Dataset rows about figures
↓↓↓

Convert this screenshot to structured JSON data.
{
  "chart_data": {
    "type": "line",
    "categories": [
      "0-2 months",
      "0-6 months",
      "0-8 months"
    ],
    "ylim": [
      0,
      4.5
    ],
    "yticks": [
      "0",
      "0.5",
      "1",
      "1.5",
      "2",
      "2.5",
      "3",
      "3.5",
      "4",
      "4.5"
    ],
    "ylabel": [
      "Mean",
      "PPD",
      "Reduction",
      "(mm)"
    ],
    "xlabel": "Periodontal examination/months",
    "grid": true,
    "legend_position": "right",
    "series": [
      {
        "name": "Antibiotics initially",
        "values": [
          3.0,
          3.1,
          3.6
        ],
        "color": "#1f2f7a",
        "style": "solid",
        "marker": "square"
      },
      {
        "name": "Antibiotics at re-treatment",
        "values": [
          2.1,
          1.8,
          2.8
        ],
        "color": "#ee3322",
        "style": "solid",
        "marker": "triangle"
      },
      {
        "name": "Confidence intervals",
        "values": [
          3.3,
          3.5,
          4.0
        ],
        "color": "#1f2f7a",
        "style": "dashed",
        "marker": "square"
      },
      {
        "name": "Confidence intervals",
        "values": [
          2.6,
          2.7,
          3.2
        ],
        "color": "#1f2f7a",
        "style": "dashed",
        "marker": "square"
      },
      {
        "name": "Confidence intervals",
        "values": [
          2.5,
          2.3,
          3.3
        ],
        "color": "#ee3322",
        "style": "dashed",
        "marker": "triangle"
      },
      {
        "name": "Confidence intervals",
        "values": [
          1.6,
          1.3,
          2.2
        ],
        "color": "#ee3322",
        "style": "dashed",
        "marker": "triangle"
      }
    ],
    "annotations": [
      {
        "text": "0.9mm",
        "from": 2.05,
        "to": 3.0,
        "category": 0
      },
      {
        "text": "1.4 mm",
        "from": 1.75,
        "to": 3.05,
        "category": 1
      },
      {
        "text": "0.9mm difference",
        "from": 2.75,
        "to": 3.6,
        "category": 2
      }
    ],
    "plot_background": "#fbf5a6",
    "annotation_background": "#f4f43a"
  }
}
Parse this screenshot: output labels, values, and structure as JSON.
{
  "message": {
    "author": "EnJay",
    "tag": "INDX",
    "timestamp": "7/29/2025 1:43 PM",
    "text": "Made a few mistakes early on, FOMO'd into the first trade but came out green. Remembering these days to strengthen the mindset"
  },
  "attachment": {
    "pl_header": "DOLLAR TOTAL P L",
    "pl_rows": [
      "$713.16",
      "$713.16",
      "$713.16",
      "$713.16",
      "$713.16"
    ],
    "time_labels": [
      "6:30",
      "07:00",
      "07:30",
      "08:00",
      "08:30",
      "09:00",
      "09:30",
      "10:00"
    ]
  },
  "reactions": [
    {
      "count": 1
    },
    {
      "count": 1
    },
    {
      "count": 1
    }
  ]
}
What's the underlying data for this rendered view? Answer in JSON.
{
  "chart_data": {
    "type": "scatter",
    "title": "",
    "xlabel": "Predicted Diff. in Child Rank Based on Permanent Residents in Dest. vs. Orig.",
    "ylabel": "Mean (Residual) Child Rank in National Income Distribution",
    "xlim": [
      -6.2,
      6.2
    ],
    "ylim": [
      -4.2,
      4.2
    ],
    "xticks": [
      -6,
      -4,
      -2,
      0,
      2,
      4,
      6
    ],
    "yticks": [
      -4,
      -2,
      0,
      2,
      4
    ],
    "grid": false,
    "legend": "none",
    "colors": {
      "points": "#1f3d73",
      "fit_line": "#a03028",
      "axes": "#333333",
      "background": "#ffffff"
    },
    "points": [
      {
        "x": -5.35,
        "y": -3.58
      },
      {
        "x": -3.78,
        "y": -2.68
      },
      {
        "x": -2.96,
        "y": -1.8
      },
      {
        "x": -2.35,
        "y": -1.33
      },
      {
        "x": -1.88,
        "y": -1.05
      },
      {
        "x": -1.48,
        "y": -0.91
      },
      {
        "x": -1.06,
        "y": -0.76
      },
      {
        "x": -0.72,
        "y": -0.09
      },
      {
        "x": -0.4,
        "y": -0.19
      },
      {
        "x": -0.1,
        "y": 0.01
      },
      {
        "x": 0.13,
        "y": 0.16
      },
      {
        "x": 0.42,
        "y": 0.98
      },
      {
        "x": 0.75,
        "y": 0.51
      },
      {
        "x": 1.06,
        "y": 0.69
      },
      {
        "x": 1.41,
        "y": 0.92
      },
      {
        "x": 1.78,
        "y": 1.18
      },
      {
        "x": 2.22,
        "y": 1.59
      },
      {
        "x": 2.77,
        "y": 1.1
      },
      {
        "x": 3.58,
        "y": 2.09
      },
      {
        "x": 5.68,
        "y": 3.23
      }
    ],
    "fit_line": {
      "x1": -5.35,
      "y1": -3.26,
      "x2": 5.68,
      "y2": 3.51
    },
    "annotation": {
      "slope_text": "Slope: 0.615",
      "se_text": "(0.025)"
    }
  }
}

↑↑↑

▶ _Problem_
Gather each line in these records that contains the string "this".

▶ _The answer_
Convert this screenshot to structured JSON data.
Parse this screenshot: output labels, values, and structure as JSON.
What's the underlying data for this rendered view? Answer in JSON.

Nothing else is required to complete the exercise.